**Exercise inputs:**
# # # # #
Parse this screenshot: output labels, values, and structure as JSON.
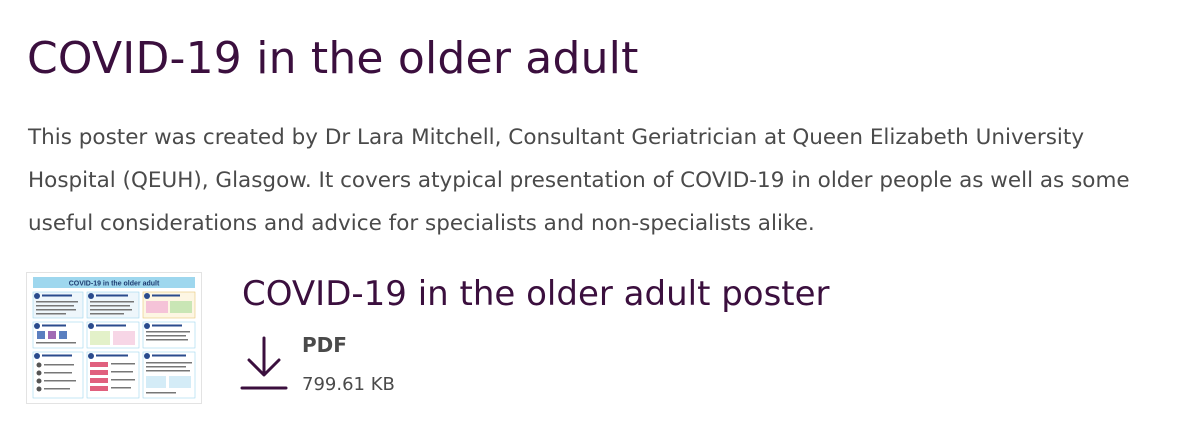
{
  "page": {
    "title": "COVID-19 in the older adult",
    "intro": "This poster was created by Dr Lara Mitchell, Consultant Geriatrician at Queen Elizabeth University Hospital (QEUH), Glasgow. It covers atypical presentation of COVID-19 in older people as well as some useful considerations and advice for specialists and non-specialists alike."
  },
  "resource": {
    "title": "COVID-19 in the older adult poster",
    "file_type": "PDF",
    "file_size": "799.61 KB",
    "icon": "download-icon",
    "thumbnail": {
      "icon": "poster-thumbnail",
      "heading": "COVID-19 in the older adult"
    }
  },
  "colors": {
    "title": "#3b0f3e",
    "body_text": "#4a4a4a",
    "icon": "#3b0f3e"
  }
}
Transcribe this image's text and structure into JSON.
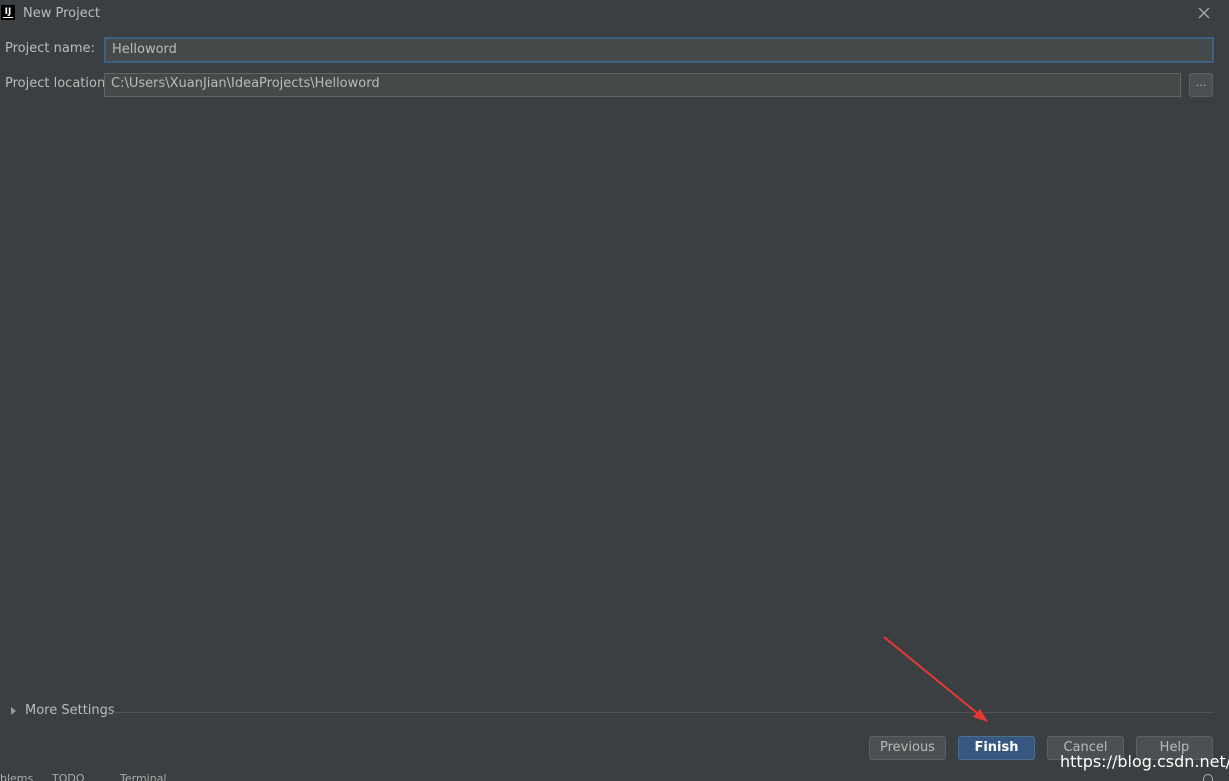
{
  "window": {
    "title": "New Project",
    "icon": "intellij-logo",
    "logo_text": "IJ",
    "close_icon": "close-icon"
  },
  "form": {
    "project_name": {
      "label": "Project name:",
      "value": "Helloword"
    },
    "project_location": {
      "label": "Project location:",
      "value": "C:\\Users\\XuanJian\\IdeaProjects\\Helloword",
      "browse_label": "..."
    }
  },
  "more_settings": {
    "label": "More Settings",
    "icon": "caret-right-icon"
  },
  "buttons": {
    "previous": "Previous",
    "finish": "Finish",
    "cancel": "Cancel",
    "help": "Help"
  },
  "statusbar": {
    "items": [
      "blems",
      "TODO",
      "Terminal"
    ]
  },
  "watermark": "https://blog.csdn.net/m",
  "colors": {
    "background": "#3c3f41",
    "field_background": "#45494a",
    "focus_border": "#3d6185",
    "primary_button": "#365880",
    "annotation_arrow": "#e53935"
  }
}
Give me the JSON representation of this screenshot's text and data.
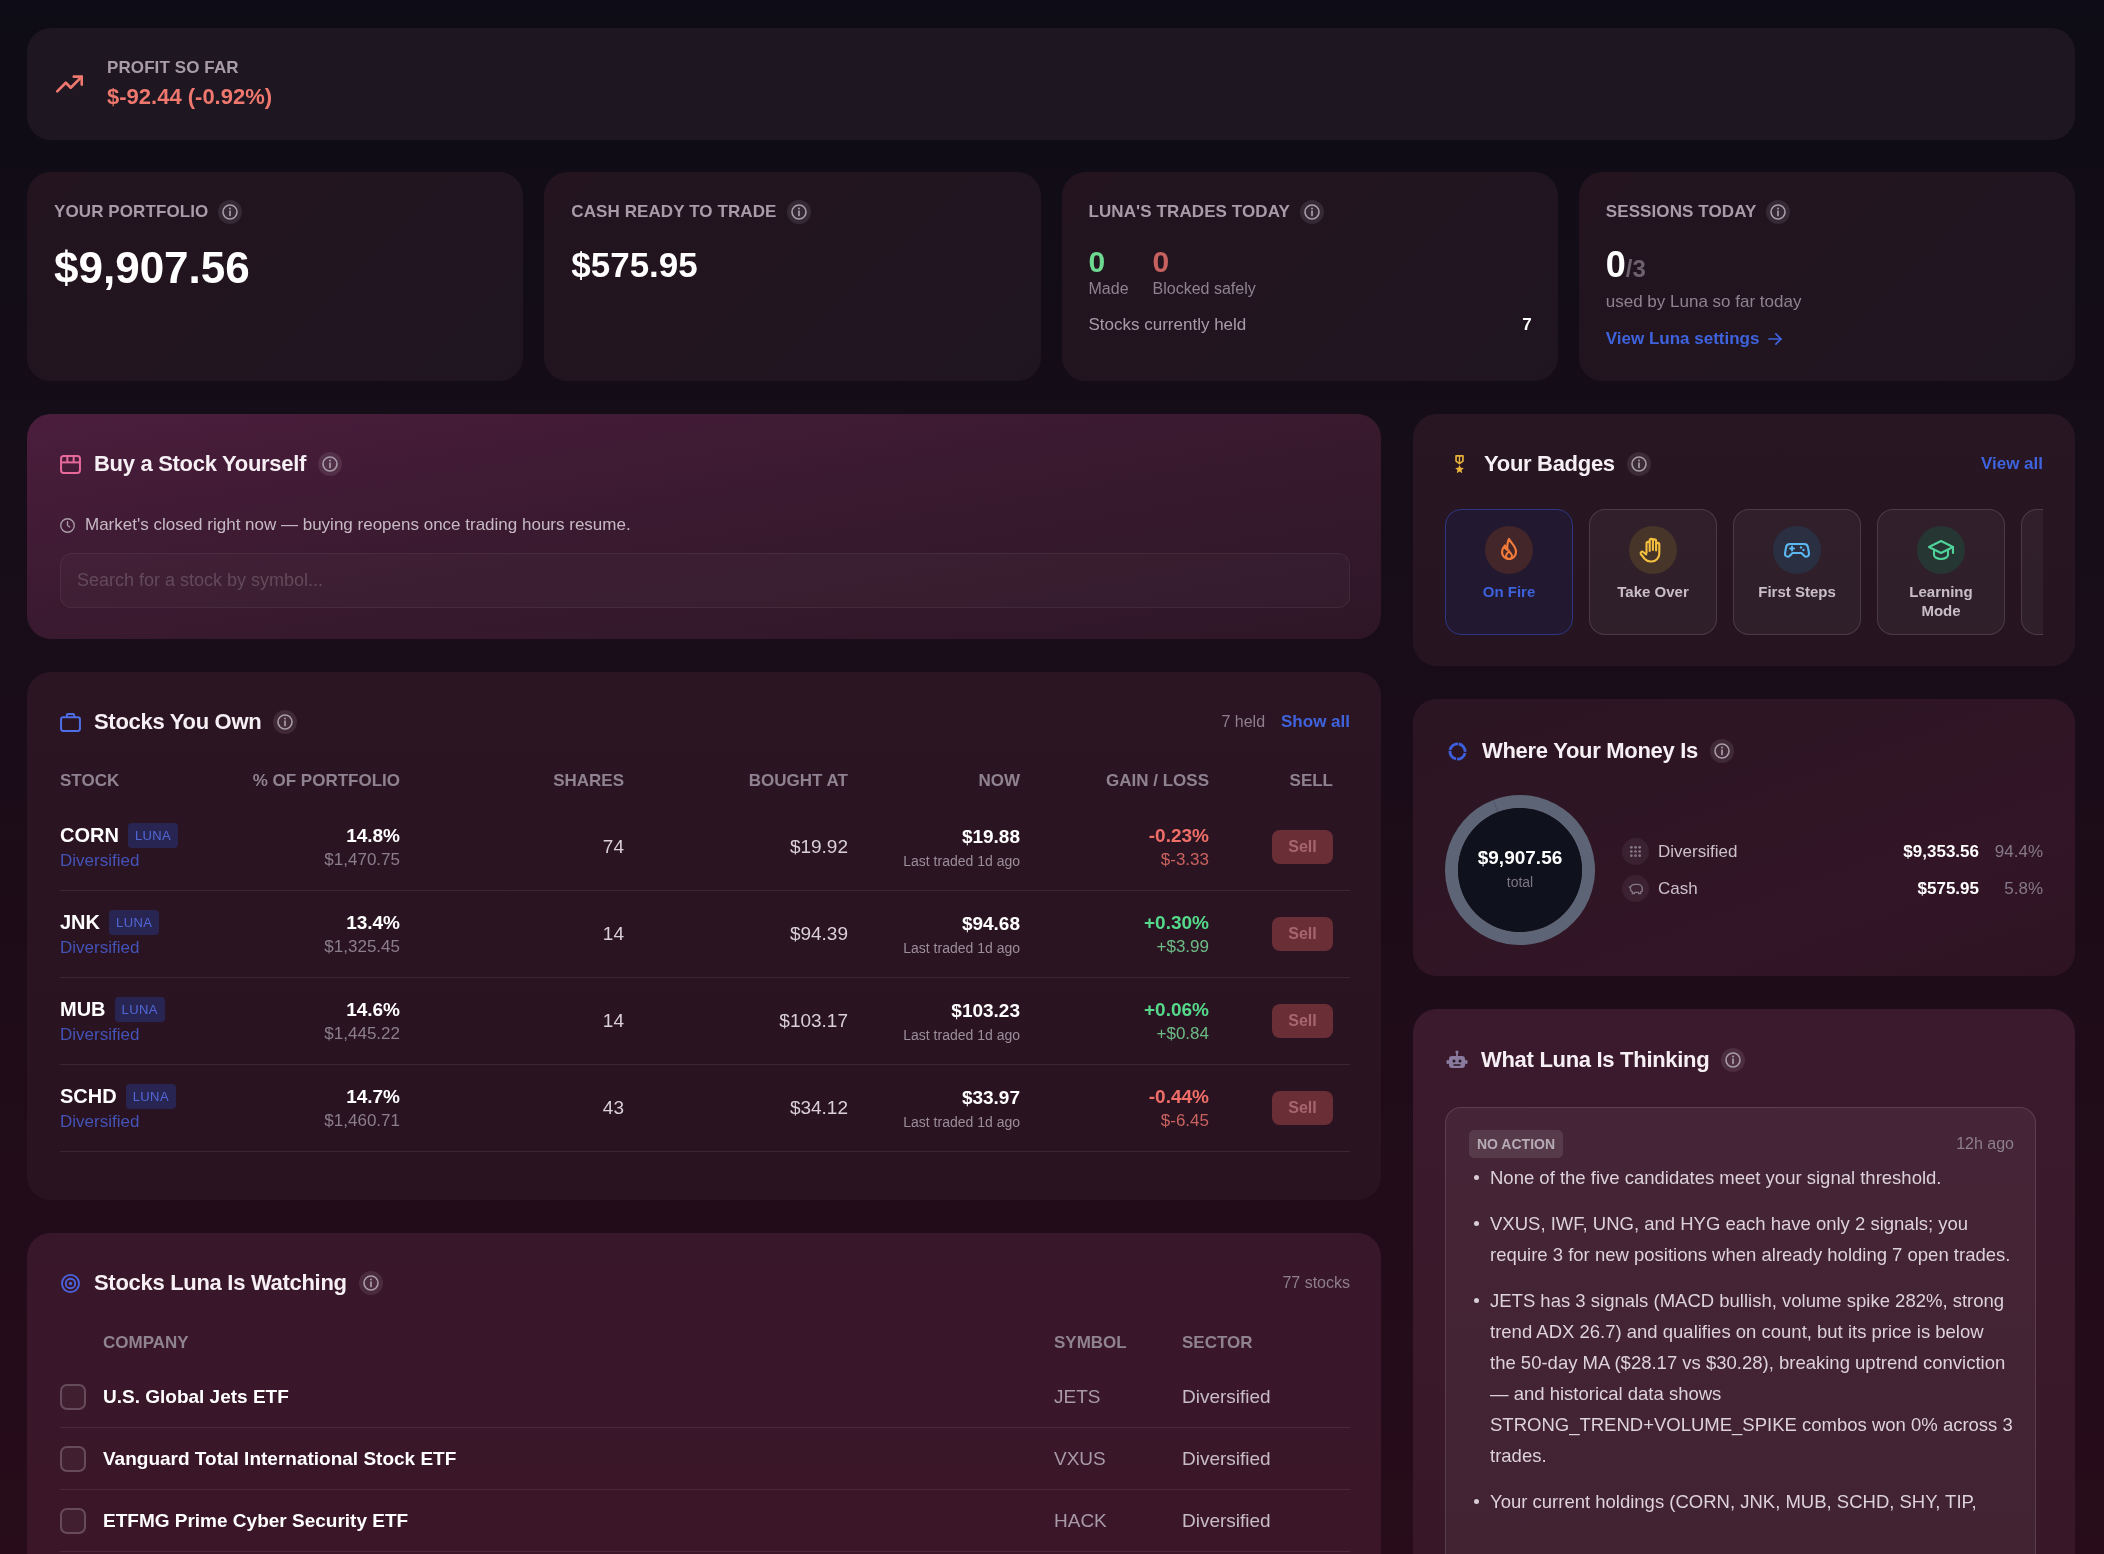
{
  "profit": {
    "label": "PROFIT SO FAR",
    "value": "$-92.44 (-0.92%)",
    "loss": true
  },
  "stats": [
    {
      "kind": "hero",
      "label": "YOUR PORTFOLIO",
      "value": "$9,907.56"
    },
    {
      "kind": "value",
      "label": "CASH READY TO TRADE",
      "value": "$575.95"
    },
    {
      "kind": "trades",
      "label": "LUNA'S TRADES TODAY",
      "counts": [
        {
          "value": "0",
          "label": "Made",
          "color": "#6dd88f"
        },
        {
          "value": "0",
          "label": "Blocked safely",
          "color": "#c7615f"
        }
      ],
      "held_label": "Stocks currently held",
      "held_value": "7"
    },
    {
      "kind": "sessions",
      "label": "SESSIONS TODAY",
      "used": "0",
      "limit": "/3",
      "note": "used by Luna so far today",
      "link": "View Luna settings"
    }
  ],
  "buy": {
    "title": "Buy a Stock Yourself",
    "notice": "Market's closed right now — buying reopens once trading hours resume.",
    "search": {
      "placeholder": "Search for a stock by symbol..."
    }
  },
  "holdings": {
    "title": "Stocks You Own",
    "count": "7 held",
    "link": "Show all",
    "columns": [
      "STOCK",
      "% OF PORTFOLIO",
      "SHARES",
      "BOUGHT AT",
      "NOW",
      "GAIN / LOSS",
      "SELL"
    ],
    "rows": [
      {
        "symbol": "CORN",
        "tag": "LUNA",
        "sector": "Diversified",
        "share": "14.8%",
        "amount": "$1,470.75",
        "shares": "74",
        "bought": "$19.92",
        "now": "$19.88",
        "note": "Last traded 1d ago",
        "change": "-0.23%",
        "change_amount": "$-3.33",
        "loss": true,
        "action": "Sell",
        "disabled": true
      },
      {
        "symbol": "JNK",
        "tag": "LUNA",
        "sector": "Diversified",
        "share": "13.4%",
        "amount": "$1,325.45",
        "shares": "14",
        "bought": "$94.39",
        "now": "$94.68",
        "note": "Last traded 1d ago",
        "change": "+0.30%",
        "change_amount": "+$3.99",
        "loss": false,
        "action": "Sell",
        "disabled": true
      },
      {
        "symbol": "MUB",
        "tag": "LUNA",
        "sector": "Diversified",
        "share": "14.6%",
        "amount": "$1,445.22",
        "shares": "14",
        "bought": "$103.17",
        "now": "$103.23",
        "note": "Last traded 1d ago",
        "change": "+0.06%",
        "change_amount": "+$0.84",
        "loss": false,
        "action": "Sell",
        "disabled": true
      },
      {
        "symbol": "SCHD",
        "tag": "LUNA",
        "sector": "Diversified",
        "share": "14.7%",
        "amount": "$1,460.71",
        "shares": "43",
        "bought": "$34.12",
        "now": "$33.97",
        "note": "Last traded 1d ago",
        "change": "-0.44%",
        "change_amount": "$-6.45",
        "loss": true,
        "action": "Sell",
        "disabled": true
      }
    ]
  },
  "watching": {
    "title": "Stocks Luna Is Watching",
    "count": "77 stocks",
    "columns": [
      "COMPANY",
      "SYMBOL",
      "SECTOR"
    ],
    "rows": [
      {
        "checked": false,
        "company": "U.S. Global Jets ETF",
        "symbol": "JETS",
        "sector": "Diversified"
      },
      {
        "checked": false,
        "company": "Vanguard Total International Stock ETF",
        "symbol": "VXUS",
        "sector": "Diversified"
      },
      {
        "checked": false,
        "company": "ETFMG Prime Cyber Security ETF",
        "symbol": "HACK",
        "sector": "Diversified"
      }
    ]
  },
  "badges": {
    "title": "Your Badges",
    "link": "View all",
    "items": [
      {
        "label": "On Fire",
        "selected": true
      },
      {
        "label": "Take Over",
        "selected": false
      },
      {
        "label": "First Steps",
        "selected": false
      },
      {
        "label": "Learning Mode",
        "selected": false
      }
    ],
    "more_hidden": true
  },
  "money": {
    "title": "Where Your Money Is",
    "total": "$9,907.56",
    "total_label": "total",
    "chart_data": {
      "type": "donut",
      "categories": [
        "Diversified",
        "Cash"
      ],
      "values": [
        94.4,
        5.8
      ]
    },
    "rows": [
      {
        "amount": "$9,353.56",
        "share": "94.4%"
      },
      {
        "amount": "$575.95",
        "share": "5.8%"
      }
    ]
  },
  "thinking": {
    "title": "What Luna Is Thinking",
    "entry": {
      "tag": "NO ACTION",
      "time": "12h ago",
      "bullets": [
        "None of the five candidates meet your signal threshold.",
        "VXUS, IWF, UNG, and HYG each have only 2 signals; you require 3 for new positions when already holding 7 open trades.",
        "JETS has 3 signals (MACD bullish, volume spike 282%, strong trend ADX 26.7) and qualifies on count, but its price is below the 50-day MA ($28.17 vs $30.28), breaking uptrend conviction — and historical data shows STRONG_TREND+VOLUME_SPIKE combos won 0% across 3 trades.",
        "Your current holdings (CORN, JNK, MUB, SCHD, SHY, TIP,"
      ]
    }
  }
}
# # # # #
**Task objective:**
Copy all lines in the listing above where the string "SCHD" appears.

**Worked solution:**
        "symbol": "SCHD",
        "Your current holdings (CORN, JNK, MUB, SCHD, SHY, TIP,"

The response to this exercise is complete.